◆ Work required ◆
Transcribe each line exactly.

◆ Supplied data ◆
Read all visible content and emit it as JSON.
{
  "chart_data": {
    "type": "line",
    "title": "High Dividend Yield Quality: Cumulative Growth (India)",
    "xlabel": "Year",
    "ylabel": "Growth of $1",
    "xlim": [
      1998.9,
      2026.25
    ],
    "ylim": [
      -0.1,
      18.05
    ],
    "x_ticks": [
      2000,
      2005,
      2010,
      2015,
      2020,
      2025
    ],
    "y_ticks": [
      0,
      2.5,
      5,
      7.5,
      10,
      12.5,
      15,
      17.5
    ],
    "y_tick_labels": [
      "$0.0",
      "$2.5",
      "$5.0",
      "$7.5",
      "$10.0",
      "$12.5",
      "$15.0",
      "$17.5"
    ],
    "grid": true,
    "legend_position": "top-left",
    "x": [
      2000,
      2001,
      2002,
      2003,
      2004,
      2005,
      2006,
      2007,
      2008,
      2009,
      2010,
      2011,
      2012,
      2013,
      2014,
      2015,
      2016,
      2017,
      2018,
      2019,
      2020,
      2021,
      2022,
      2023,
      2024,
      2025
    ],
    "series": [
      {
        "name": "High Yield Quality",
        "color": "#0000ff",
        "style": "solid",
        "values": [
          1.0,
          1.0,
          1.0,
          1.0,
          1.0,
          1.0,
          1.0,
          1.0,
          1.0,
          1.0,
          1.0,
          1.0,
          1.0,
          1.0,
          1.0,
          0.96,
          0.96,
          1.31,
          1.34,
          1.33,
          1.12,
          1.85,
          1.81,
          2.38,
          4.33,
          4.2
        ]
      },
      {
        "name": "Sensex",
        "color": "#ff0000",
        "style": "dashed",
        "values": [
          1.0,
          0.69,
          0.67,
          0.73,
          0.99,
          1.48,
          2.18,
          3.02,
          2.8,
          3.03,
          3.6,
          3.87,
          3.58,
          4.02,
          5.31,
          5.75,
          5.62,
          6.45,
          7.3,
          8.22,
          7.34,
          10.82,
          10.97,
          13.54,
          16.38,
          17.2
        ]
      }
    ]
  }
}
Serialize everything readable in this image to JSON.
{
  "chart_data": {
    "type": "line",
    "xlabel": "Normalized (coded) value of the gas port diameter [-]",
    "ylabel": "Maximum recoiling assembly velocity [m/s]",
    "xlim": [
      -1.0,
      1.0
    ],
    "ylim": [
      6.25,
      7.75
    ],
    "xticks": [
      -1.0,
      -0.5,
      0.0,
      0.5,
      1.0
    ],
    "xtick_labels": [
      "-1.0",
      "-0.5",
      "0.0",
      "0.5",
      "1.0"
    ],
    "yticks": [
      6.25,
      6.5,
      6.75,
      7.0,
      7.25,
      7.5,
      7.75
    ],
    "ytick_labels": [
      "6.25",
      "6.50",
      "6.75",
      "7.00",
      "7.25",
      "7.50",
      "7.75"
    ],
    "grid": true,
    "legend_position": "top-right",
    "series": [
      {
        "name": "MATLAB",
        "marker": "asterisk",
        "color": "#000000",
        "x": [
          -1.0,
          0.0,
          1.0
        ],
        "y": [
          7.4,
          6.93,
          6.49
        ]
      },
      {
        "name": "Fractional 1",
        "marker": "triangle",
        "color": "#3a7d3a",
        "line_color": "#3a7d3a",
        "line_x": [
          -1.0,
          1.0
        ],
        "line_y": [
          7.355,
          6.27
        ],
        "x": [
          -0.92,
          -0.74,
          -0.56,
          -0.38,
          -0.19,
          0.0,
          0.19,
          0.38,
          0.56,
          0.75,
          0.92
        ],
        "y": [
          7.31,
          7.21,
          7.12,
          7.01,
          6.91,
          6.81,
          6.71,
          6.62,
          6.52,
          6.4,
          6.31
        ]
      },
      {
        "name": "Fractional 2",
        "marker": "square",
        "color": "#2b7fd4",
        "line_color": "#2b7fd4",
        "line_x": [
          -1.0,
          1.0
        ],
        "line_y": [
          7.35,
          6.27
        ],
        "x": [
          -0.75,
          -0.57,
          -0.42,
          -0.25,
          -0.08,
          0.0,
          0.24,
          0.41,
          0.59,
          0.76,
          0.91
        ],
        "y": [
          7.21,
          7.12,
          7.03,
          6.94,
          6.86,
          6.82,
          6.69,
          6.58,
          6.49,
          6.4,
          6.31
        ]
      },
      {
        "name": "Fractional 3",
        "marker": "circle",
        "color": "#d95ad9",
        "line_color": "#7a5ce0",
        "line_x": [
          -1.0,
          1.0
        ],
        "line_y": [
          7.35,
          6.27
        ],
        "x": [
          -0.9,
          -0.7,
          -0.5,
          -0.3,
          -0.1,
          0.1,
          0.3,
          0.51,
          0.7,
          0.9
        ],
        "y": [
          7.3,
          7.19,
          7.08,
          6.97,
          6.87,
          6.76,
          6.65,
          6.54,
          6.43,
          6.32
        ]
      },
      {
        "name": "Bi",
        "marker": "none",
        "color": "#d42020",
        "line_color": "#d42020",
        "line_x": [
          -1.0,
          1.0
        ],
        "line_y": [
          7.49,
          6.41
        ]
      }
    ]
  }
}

◆ Completed task ◆
Read all visible content and emit it as JSON.
{
  "chart_data": {
    "type": "line",
    "title": "High Dividend Yield Quality: Cumulative Growth (India)",
    "xlabel": "Year",
    "ylabel": "Growth of $1",
    "xlim": [
      1998.9,
      2026.25
    ],
    "ylim": [
      -0.1,
      18.05
    ],
    "x_ticks": [
      2000,
      2005,
      2010,
      2015,
      2020,
      2025
    ],
    "y_ticks": [
      0,
      2.5,
      5,
      7.5,
      10,
      12.5,
      15,
      17.5
    ],
    "y_tick_labels": [
      "$0.0",
      "$2.5",
      "$5.0",
      "$7.5",
      "$10.0",
      "$12.5",
      "$15.0",
      "$17.5"
    ],
    "grid": true,
    "legend_position": "top-left",
    "x": [
      2000,
      2001,
      2002,
      2003,
      2004,
      2005,
      2006,
      2007,
      2008,
      2009,
      2010,
      2011,
      2012,
      2013,
      2014,
      2015,
      2016,
      2017,
      2018,
      2019,
      2020,
      2021,
      2022,
      2023,
      2024,
      2025
    ],
    "series": [
      {
        "name": "High Yield Quality",
        "color": "#0000ff",
        "style": "solid",
        "values": [
          1.0,
          1.0,
          1.0,
          1.0,
          1.0,
          1.0,
          1.0,
          1.0,
          1.0,
          1.0,
          1.0,
          1.0,
          1.0,
          1.0,
          1.0,
          0.96,
          0.96,
          1.31,
          1.34,
          1.33,
          1.12,
          1.85,
          1.81,
          2.38,
          4.33,
          4.2
        ]
      },
      {
        "name": "Sensex",
        "color": "#ff0000",
        "style": "dashed",
        "values": [
          1.0,
          0.69,
          0.67,
          0.73,
          0.99,
          1.48,
          2.18,
          3.02,
          2.8,
          3.03,
          3.6,
          3.87,
          3.58,
          4.02,
          5.31,
          5.75,
          5.62,
          6.45,
          7.3,
          8.22,
          7.34,
          10.82,
          10.97,
          13.54,
          16.38,
          17.2
        ]
      }
    ]
  }
}
Serialize everything readable in this image to JSON.
{
  "chart_data": {
    "type": "line",
    "xlabel": "Normalized (coded) value of the gas port diameter [-]",
    "ylabel": "Maximum recoiling assembly velocity [m/s]",
    "xlim": [
      -1.0,
      1.0
    ],
    "ylim": [
      6.25,
      7.75
    ],
    "xticks": [
      -1.0,
      -0.5,
      0.0,
      0.5,
      1.0
    ],
    "xtick_labels": [
      "-1.0",
      "-0.5",
      "0.0",
      "0.5",
      "1.0"
    ],
    "yticks": [
      6.25,
      6.5,
      6.75,
      7.0,
      7.25,
      7.5,
      7.75
    ],
    "ytick_labels": [
      "6.25",
      "6.50",
      "6.75",
      "7.00",
      "7.25",
      "7.50",
      "7.75"
    ],
    "grid": true,
    "legend_position": "top-right",
    "series": [
      {
        "name": "MATLAB",
        "marker": "asterisk",
        "color": "#000000",
        "x": [
          -1.0,
          0.0,
          1.0
        ],
        "y": [
          7.4,
          6.93,
          6.49
        ]
      },
      {
        "name": "Fractional 1",
        "marker": "triangle",
        "color": "#3a7d3a",
        "line_color": "#3a7d3a",
        "line_x": [
          -1.0,
          1.0
        ],
        "line_y": [
          7.355,
          6.27
        ],
        "x": [
          -0.92,
          -0.74,
          -0.56,
          -0.38,
          -0.19,
          0.0,
          0.19,
          0.38,
          0.56,
          0.75,
          0.92
        ],
        "y": [
          7.31,
          7.21,
          7.12,
          7.01,
          6.91,
          6.81,
          6.71,
          6.62,
          6.52,
          6.4,
          6.31
        ]
      },
      {
        "name": "Fractional 2",
        "marker": "square",
        "color": "#2b7fd4",
        "line_color": "#2b7fd4",
        "line_x": [
          -1.0,
          1.0
        ],
        "line_y": [
          7.35,
          6.27
        ],
        "x": [
          -0.75,
          -0.57,
          -0.42,
          -0.25,
          -0.08,
          0.0,
          0.24,
          0.41,
          0.59,
          0.76,
          0.91
        ],
        "y": [
          7.21,
          7.12,
          7.03,
          6.94,
          6.86,
          6.82,
          6.69,
          6.58,
          6.49,
          6.4,
          6.31
        ]
      },
      {
        "name": "Fractional 3",
        "marker": "circle",
        "color": "#d95ad9",
        "line_color": "#7a5ce0",
        "line_x": [
          -1.0,
          1.0
        ],
        "line_y": [
          7.35,
          6.27
        ],
        "x": [
          -0.9,
          -0.7,
          -0.5,
          -0.3,
          -0.1,
          0.1,
          0.3,
          0.51,
          0.7,
          0.9
        ],
        "y": [
          7.3,
          7.19,
          7.08,
          6.97,
          6.87,
          6.76,
          6.65,
          6.54,
          6.43,
          6.32
        ]
      },
      {
        "name": "Bi",
        "marker": "none",
        "color": "#d42020",
        "line_color": "#d42020",
        "line_x": [
          -1.0,
          1.0
        ],
        "line_y": [
          7.49,
          6.41
        ]
      }
    ]
  }
}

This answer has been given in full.